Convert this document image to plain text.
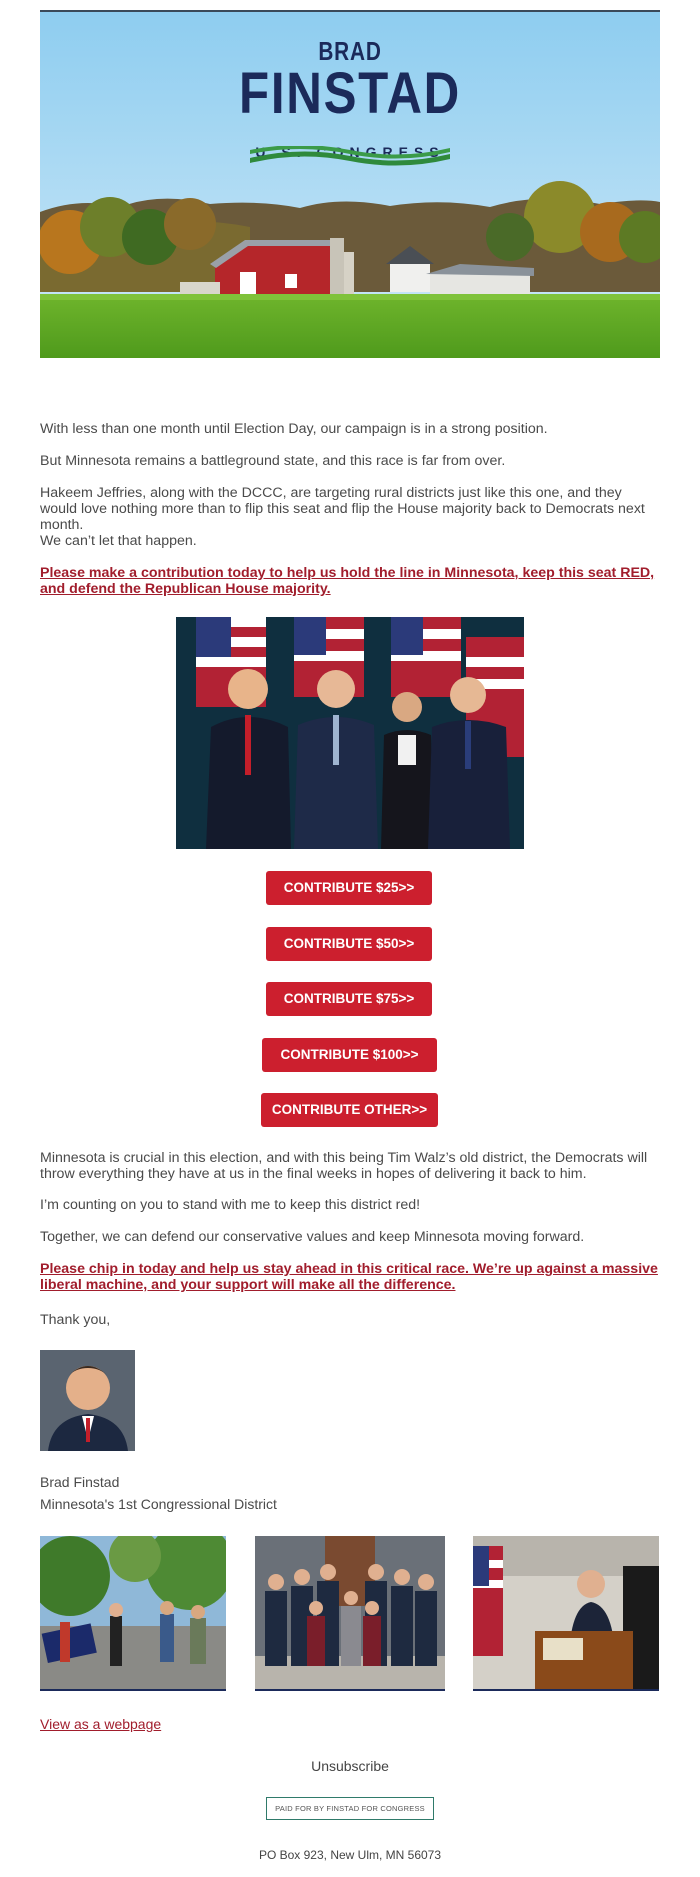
BRAD
FINSTAD

With less than one month until Election Day, our campaign is in a strong position.

But Minnesota remains a battleground state, and this race is far from over.

Hakeem Jeffries, along with the DCCC, are targeting rural districts just like this one, and they would love nothing more than to flip this seat and flip the House majority back to Democrats next month.

We can’t let that happen.

Please make a contribution today to help us hold the line in Minnesota, keep this seat RED, and defend the Republican House majority.

CONTRIBUTE $25>>
CONTRIBUTE $50>>
CONTRIBUTE $75>>
CONTRIBUTE $100>>
CONTRIBUTE OTHER>>

Minnesota is crucial in this election, and with this being Tim Walz’s old district, the Democrats will throw everything they have at us in the final weeks in hopes of delivering it back to him.

I’m counting on you to stand with me to keep this district red!

Together, we can defend our conservative values and keep Minnesota moving forward.

Please chip in today and help us stay ahead in this critical race. We’re up against a massive liberal machine, and your support will make all the difference.

Thank you,

Brad Finstad
Minnesota's 1st Congressional District
View as a webpage
Unsubscribe
PAID FOR BY FINSTAD FOR CONGRESS
PO Box 923, New Ulm, MN 56073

### Exercise prompt
Print the complete listing exactly as it stands, without its pictures.

### Output for this exercise
Convert this document image to plain text.
BRAD
FINSTAD

With less than one month until Election Day, our campaign is in a strong position.

But Minnesota remains a battleground state, and this race is far from over.

Hakeem Jeffries, along with the DCCC, are targeting rural districts just like this one, and they would love nothing more than to flip this seat and flip the House majority back to Democrats next month.

We can’t let that happen.

Please make a contribution today to help us hold the line in Minnesota, keep this seat RED, and defend the Republican House majority.

CONTRIBUTE $25>>
CONTRIBUTE $50>>
CONTRIBUTE $75>>
CONTRIBUTE $100>>
CONTRIBUTE OTHER>>

Minnesota is crucial in this election, and with this being Tim Walz’s old district, the Democrats will throw everything they have at us in the final weeks in hopes of delivering it back to him.

I’m counting on you to stand with me to keep this district red!

Together, we can defend our conservative values and keep Minnesota moving forward.

Please chip in today and help us stay ahead in this critical race. We’re up against a massive liberal machine, and your support will make all the difference.

Thank you,

Brad Finstad
Minnesota's 1st Congressional District
View as a webpage
Unsubscribe
PAID FOR BY FINSTAD FOR CONGRESS
PO Box 923, New Ulm, MN 56073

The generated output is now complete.